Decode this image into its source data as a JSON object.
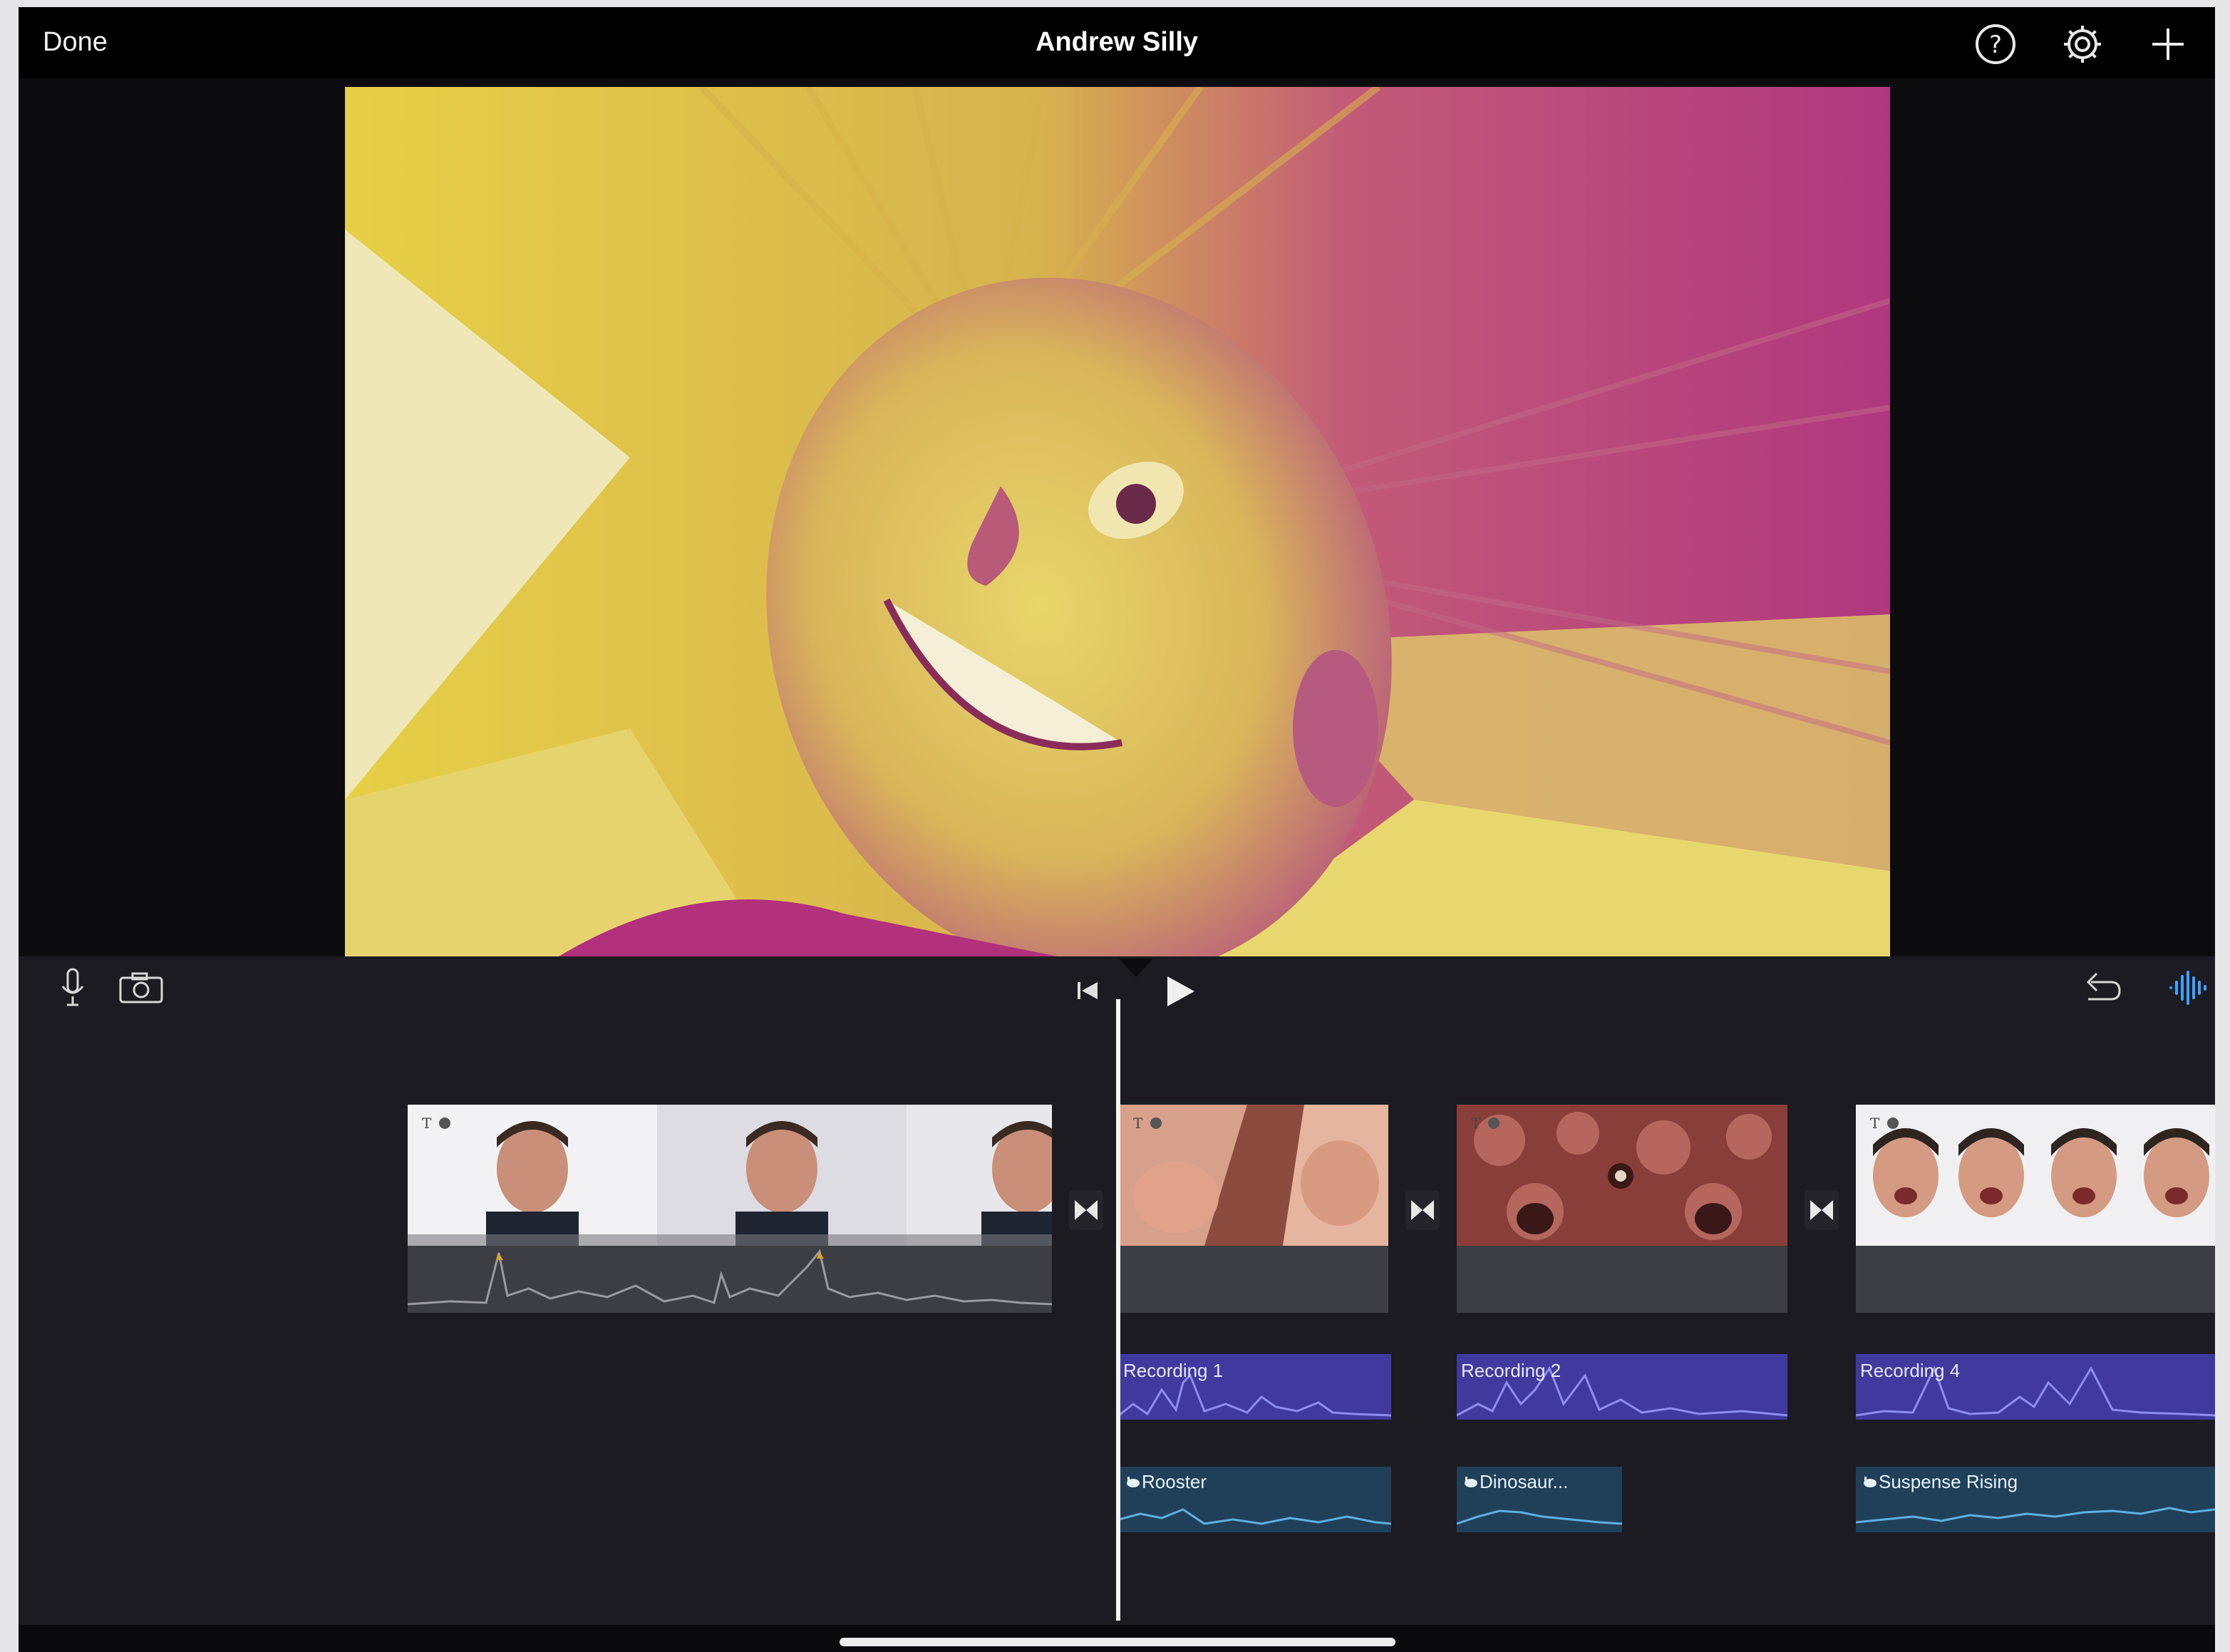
{
  "topbar": {
    "done_label": "Done",
    "project_title": "Andrew Silly",
    "help_icon": "help-circle-icon",
    "settings_icon": "gear-icon",
    "add_icon": "plus-icon"
  },
  "controls": {
    "voiceover_icon": "microphone-icon",
    "camera_icon": "camera-icon",
    "rewind_icon": "skip-to-start-icon",
    "play_icon": "play-icon",
    "undo_icon": "undo-icon",
    "audio_waveform_icon": "waveform-icon"
  },
  "timeline": {
    "video_clips": [
      {
        "id": "clip-1",
        "badges": [
          "T",
          "filter"
        ]
      },
      {
        "id": "clip-2",
        "badges": [
          "T",
          "filter"
        ]
      },
      {
        "id": "clip-3",
        "badges": [
          "T",
          "filter"
        ]
      },
      {
        "id": "clip-4",
        "badges": [
          "T",
          "filter"
        ]
      }
    ],
    "recordings": [
      {
        "label": "Recording 1"
      },
      {
        "label": "Recording 2"
      },
      {
        "label": "Recording 4"
      }
    ],
    "sound_effects": [
      {
        "label": "Rooster"
      },
      {
        "label": "Dinosaur..."
      },
      {
        "label": "Suspense Rising"
      }
    ]
  },
  "colors": {
    "accent_blue": "#3fa0ff",
    "recording_purple": "#403a9e",
    "sfx_teal": "#20405a",
    "preview_yellow": "#e7d24a",
    "preview_magenta": "#b0377e"
  }
}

===============

Exercise objective: An exact transcription of all the entries is required, without the pictures.

Exercise answer:
Decode this image into its source data as a JSON object.
{
  "topbar": {
    "done_label": "Done",
    "project_title": "Andrew Silly",
    "help_icon": "help-circle-icon",
    "settings_icon": "gear-icon",
    "add_icon": "plus-icon"
  },
  "controls": {
    "voiceover_icon": "microphone-icon",
    "camera_icon": "camera-icon",
    "rewind_icon": "skip-to-start-icon",
    "play_icon": "play-icon",
    "undo_icon": "undo-icon",
    "audio_waveform_icon": "waveform-icon"
  },
  "timeline": {
    "video_clips": [
      {
        "id": "clip-1",
        "badges": [
          "T",
          "filter"
        ]
      },
      {
        "id": "clip-2",
        "badges": [
          "T",
          "filter"
        ]
      },
      {
        "id": "clip-3",
        "badges": [
          "T",
          "filter"
        ]
      },
      {
        "id": "clip-4",
        "badges": [
          "T",
          "filter"
        ]
      }
    ],
    "recordings": [
      {
        "label": "Recording 1"
      },
      {
        "label": "Recording 2"
      },
      {
        "label": "Recording 4"
      }
    ],
    "sound_effects": [
      {
        "label": "Rooster"
      },
      {
        "label": "Dinosaur..."
      },
      {
        "label": "Suspense Rising"
      }
    ]
  },
  "colors": {
    "accent_blue": "#3fa0ff",
    "recording_purple": "#403a9e",
    "sfx_teal": "#20405a",
    "preview_yellow": "#e7d24a",
    "preview_magenta": "#b0377e"
  }
}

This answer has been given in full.